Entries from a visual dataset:
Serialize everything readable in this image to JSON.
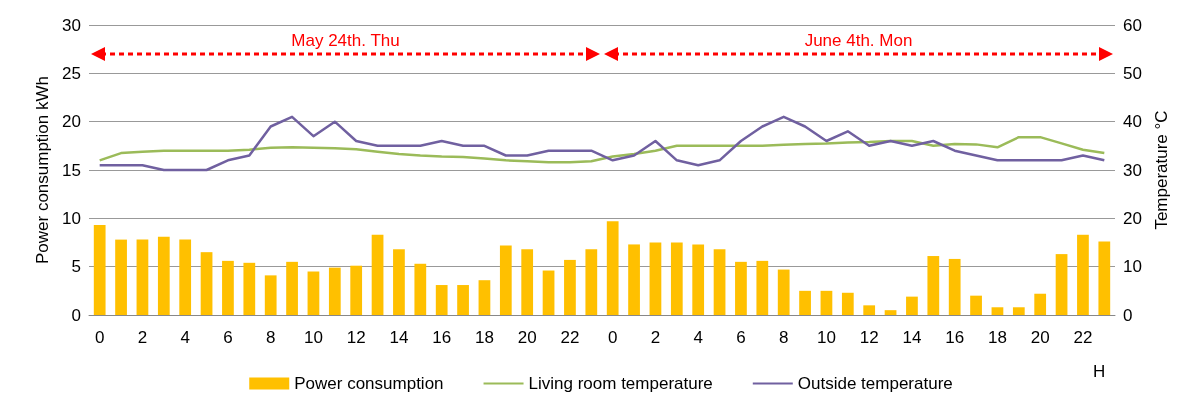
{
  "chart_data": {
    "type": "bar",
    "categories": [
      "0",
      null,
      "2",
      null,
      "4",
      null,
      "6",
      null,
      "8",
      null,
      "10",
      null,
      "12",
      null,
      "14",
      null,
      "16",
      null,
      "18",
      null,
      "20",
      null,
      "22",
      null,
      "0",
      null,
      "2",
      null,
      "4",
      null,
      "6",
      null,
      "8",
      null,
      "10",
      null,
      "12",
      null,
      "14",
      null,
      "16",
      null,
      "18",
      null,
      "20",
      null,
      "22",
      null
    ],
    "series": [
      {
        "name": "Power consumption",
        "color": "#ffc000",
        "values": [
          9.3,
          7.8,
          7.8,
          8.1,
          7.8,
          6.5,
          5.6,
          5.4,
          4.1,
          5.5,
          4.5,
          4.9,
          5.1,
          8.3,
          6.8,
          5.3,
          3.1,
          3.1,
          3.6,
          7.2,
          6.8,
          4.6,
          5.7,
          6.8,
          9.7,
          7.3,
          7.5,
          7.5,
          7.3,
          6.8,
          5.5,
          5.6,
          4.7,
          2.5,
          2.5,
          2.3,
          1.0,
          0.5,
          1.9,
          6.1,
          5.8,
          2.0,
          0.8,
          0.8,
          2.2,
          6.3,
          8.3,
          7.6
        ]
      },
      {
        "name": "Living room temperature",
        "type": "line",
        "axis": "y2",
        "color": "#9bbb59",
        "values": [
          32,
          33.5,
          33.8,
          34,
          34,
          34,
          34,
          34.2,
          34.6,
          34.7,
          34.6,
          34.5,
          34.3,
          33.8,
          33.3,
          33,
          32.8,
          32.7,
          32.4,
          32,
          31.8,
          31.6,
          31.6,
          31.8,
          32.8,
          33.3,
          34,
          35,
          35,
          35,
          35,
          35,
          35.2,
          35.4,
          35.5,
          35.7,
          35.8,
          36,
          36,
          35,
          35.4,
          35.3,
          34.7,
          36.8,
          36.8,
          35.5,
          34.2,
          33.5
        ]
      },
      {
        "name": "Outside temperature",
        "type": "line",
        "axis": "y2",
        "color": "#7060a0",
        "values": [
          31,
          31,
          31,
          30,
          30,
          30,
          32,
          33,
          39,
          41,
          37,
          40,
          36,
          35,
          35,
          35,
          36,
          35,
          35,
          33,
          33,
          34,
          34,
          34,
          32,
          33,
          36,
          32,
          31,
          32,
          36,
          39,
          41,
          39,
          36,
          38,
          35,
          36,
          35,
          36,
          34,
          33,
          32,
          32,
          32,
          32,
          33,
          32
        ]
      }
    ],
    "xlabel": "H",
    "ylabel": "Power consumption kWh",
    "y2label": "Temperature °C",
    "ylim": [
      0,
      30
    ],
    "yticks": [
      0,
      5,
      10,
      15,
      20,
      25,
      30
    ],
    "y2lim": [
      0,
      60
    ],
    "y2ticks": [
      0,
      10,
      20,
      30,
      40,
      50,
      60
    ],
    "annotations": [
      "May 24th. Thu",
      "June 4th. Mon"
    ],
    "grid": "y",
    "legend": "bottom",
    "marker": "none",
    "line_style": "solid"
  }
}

Exercise description => Without the pictures, return the entries exactly as they appear.

In response =>
Serialize everything readable in this image to JSON.
{
  "chart_data": {
    "type": "bar",
    "categories": [
      "0",
      null,
      "2",
      null,
      "4",
      null,
      "6",
      null,
      "8",
      null,
      "10",
      null,
      "12",
      null,
      "14",
      null,
      "16",
      null,
      "18",
      null,
      "20",
      null,
      "22",
      null,
      "0",
      null,
      "2",
      null,
      "4",
      null,
      "6",
      null,
      "8",
      null,
      "10",
      null,
      "12",
      null,
      "14",
      null,
      "16",
      null,
      "18",
      null,
      "20",
      null,
      "22",
      null
    ],
    "series": [
      {
        "name": "Power consumption",
        "color": "#ffc000",
        "values": [
          9.3,
          7.8,
          7.8,
          8.1,
          7.8,
          6.5,
          5.6,
          5.4,
          4.1,
          5.5,
          4.5,
          4.9,
          5.1,
          8.3,
          6.8,
          5.3,
          3.1,
          3.1,
          3.6,
          7.2,
          6.8,
          4.6,
          5.7,
          6.8,
          9.7,
          7.3,
          7.5,
          7.5,
          7.3,
          6.8,
          5.5,
          5.6,
          4.7,
          2.5,
          2.5,
          2.3,
          1.0,
          0.5,
          1.9,
          6.1,
          5.8,
          2.0,
          0.8,
          0.8,
          2.2,
          6.3,
          8.3,
          7.6
        ]
      },
      {
        "name": "Living room temperature",
        "type": "line",
        "axis": "y2",
        "color": "#9bbb59",
        "values": [
          32,
          33.5,
          33.8,
          34,
          34,
          34,
          34,
          34.2,
          34.6,
          34.7,
          34.6,
          34.5,
          34.3,
          33.8,
          33.3,
          33,
          32.8,
          32.7,
          32.4,
          32,
          31.8,
          31.6,
          31.6,
          31.8,
          32.8,
          33.3,
          34,
          35,
          35,
          35,
          35,
          35,
          35.2,
          35.4,
          35.5,
          35.7,
          35.8,
          36,
          36,
          35,
          35.4,
          35.3,
          34.7,
          36.8,
          36.8,
          35.5,
          34.2,
          33.5
        ]
      },
      {
        "name": "Outside temperature",
        "type": "line",
        "axis": "y2",
        "color": "#7060a0",
        "values": [
          31,
          31,
          31,
          30,
          30,
          30,
          32,
          33,
          39,
          41,
          37,
          40,
          36,
          35,
          35,
          35,
          36,
          35,
          35,
          33,
          33,
          34,
          34,
          34,
          32,
          33,
          36,
          32,
          31,
          32,
          36,
          39,
          41,
          39,
          36,
          38,
          35,
          36,
          35,
          36,
          34,
          33,
          32,
          32,
          32,
          32,
          33,
          32
        ]
      }
    ],
    "xlabel": "H",
    "ylabel": "Power consumption kWh",
    "y2label": "Temperature °C",
    "ylim": [
      0,
      30
    ],
    "yticks": [
      0,
      5,
      10,
      15,
      20,
      25,
      30
    ],
    "y2lim": [
      0,
      60
    ],
    "y2ticks": [
      0,
      10,
      20,
      30,
      40,
      50,
      60
    ],
    "annotations": [
      "May 24th. Thu",
      "June 4th. Mon"
    ],
    "grid": "y",
    "legend": "bottom",
    "marker": "none",
    "line_style": "solid"
  }
}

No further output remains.